What the exercise asks:
What is the count of lines in the listing below that hold the string "type"? Reply with that number alone.

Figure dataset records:

○ ○ ○ ○

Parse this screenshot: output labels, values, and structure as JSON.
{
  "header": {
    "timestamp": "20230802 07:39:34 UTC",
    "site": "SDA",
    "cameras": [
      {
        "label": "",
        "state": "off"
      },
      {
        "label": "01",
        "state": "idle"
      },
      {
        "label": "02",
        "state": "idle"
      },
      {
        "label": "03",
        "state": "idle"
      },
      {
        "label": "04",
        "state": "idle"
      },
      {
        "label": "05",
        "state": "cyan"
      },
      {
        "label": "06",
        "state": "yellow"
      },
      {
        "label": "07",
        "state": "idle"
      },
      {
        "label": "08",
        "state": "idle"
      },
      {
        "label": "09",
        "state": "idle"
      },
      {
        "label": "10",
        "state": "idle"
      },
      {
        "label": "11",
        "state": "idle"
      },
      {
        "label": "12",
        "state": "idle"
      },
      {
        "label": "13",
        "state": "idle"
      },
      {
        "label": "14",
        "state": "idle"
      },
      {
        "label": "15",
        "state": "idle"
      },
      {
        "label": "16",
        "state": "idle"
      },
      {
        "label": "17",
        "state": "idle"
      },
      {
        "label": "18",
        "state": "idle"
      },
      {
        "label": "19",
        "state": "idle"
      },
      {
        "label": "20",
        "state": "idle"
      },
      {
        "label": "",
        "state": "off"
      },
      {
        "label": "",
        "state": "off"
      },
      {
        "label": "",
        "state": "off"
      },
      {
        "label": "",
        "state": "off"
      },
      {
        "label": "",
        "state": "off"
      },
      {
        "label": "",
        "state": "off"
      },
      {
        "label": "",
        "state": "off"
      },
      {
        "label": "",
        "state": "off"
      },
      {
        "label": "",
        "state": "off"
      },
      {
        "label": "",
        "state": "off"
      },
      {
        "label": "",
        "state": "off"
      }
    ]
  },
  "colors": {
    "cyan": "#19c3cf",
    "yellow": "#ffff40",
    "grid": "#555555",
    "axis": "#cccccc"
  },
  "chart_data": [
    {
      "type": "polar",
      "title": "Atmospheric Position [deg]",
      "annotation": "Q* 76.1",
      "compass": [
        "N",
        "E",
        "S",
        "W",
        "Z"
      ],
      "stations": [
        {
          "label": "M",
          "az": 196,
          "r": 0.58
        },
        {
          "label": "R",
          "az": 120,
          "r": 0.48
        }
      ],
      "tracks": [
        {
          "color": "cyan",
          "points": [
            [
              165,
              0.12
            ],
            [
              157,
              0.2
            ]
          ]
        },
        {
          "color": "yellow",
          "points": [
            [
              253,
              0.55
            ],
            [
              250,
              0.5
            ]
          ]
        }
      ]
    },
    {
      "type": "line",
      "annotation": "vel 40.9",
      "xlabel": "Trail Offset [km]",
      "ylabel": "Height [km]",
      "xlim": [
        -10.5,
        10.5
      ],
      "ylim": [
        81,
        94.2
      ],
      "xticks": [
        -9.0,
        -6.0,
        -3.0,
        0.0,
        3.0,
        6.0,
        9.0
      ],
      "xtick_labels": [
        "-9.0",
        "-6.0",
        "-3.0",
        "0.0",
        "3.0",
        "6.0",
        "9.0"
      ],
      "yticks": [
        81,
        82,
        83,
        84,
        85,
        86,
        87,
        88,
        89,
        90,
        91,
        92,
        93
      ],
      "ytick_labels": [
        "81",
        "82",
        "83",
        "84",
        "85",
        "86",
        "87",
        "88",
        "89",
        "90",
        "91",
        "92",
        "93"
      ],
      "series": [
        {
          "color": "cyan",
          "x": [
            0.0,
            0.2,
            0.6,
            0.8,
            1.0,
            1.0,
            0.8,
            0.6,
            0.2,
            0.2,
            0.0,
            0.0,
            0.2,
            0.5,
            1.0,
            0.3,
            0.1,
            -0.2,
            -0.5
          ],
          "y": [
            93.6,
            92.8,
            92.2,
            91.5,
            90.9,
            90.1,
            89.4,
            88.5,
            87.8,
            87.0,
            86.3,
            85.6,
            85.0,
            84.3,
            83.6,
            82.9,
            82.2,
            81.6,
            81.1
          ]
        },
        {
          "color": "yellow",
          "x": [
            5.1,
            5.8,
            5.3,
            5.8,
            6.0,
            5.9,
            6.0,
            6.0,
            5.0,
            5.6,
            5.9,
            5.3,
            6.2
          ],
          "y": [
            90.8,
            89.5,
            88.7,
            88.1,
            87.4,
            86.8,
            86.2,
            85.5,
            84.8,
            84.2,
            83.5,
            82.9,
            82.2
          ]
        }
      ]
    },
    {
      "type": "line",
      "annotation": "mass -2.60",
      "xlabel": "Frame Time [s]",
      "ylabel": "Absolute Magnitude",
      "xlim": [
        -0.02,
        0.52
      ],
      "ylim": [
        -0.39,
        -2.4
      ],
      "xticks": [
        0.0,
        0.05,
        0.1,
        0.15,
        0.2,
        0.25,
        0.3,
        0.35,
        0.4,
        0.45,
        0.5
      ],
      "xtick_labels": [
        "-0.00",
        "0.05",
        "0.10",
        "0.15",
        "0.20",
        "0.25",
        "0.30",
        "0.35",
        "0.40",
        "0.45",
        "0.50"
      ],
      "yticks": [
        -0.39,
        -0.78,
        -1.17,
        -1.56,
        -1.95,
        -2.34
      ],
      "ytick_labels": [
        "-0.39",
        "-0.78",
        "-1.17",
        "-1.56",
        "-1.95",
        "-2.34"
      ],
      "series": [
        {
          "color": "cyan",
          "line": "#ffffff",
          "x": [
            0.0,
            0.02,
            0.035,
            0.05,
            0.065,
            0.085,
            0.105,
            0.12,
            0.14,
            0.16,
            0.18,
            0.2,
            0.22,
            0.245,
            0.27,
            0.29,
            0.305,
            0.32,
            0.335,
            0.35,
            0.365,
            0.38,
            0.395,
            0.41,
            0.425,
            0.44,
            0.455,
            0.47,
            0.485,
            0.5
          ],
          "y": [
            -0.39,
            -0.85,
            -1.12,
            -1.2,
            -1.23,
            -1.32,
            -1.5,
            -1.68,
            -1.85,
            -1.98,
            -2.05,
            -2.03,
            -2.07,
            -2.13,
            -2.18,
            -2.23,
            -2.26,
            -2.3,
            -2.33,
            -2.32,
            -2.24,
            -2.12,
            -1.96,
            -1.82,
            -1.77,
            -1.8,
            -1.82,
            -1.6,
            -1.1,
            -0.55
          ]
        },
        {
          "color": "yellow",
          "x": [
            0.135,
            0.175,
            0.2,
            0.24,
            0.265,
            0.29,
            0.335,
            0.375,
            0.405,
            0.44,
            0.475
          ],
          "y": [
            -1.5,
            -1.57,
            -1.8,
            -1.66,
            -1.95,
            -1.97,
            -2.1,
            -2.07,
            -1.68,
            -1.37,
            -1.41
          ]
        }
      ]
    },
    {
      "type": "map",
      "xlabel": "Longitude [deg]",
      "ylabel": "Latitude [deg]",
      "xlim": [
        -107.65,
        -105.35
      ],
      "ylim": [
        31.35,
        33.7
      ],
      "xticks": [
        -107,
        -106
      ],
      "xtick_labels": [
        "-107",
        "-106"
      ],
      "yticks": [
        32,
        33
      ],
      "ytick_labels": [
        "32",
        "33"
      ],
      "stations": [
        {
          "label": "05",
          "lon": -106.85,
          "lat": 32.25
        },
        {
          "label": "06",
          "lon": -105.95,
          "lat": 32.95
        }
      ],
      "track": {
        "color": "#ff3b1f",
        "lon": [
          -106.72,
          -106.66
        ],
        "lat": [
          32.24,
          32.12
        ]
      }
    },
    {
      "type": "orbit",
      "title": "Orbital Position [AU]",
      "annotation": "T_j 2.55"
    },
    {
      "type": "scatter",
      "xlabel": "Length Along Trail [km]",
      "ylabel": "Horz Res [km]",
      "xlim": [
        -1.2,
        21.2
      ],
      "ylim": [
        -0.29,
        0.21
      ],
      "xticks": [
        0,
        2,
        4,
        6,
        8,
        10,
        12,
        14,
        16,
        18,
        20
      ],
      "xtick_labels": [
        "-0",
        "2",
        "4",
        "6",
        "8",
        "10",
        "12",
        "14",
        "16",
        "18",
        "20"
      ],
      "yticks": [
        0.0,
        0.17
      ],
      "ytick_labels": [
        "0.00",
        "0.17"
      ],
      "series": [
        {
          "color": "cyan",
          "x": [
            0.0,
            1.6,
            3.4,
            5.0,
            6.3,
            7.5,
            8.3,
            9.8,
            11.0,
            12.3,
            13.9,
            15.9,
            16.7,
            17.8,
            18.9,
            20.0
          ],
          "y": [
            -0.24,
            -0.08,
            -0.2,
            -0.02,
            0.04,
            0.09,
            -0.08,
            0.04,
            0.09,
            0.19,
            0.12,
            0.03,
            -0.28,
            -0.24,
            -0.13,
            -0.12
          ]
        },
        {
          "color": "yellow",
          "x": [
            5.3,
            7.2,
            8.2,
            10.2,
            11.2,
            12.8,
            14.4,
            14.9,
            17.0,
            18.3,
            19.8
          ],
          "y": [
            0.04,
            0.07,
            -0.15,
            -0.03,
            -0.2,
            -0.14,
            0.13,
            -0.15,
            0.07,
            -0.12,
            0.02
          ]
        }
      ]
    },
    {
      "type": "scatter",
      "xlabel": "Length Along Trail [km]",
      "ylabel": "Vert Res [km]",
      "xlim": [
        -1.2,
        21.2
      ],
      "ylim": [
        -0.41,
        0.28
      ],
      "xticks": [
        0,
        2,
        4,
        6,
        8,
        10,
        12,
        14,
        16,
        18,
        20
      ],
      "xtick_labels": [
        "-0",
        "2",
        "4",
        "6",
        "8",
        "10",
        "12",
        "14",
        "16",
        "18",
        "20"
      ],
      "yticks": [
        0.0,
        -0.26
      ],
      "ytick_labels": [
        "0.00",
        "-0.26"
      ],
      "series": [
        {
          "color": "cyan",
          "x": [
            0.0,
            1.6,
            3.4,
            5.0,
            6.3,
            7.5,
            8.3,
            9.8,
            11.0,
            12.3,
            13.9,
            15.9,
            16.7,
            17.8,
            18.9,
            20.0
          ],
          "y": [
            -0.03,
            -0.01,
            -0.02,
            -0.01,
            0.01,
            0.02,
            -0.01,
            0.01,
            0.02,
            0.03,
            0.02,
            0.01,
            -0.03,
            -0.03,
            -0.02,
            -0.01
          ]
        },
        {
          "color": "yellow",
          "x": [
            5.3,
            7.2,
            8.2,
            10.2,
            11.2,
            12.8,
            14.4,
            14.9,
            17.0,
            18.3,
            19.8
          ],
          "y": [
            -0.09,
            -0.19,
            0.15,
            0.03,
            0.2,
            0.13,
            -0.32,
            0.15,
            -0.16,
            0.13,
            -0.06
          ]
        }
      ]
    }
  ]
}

○ ○ ○ ○

Completed exercise:
7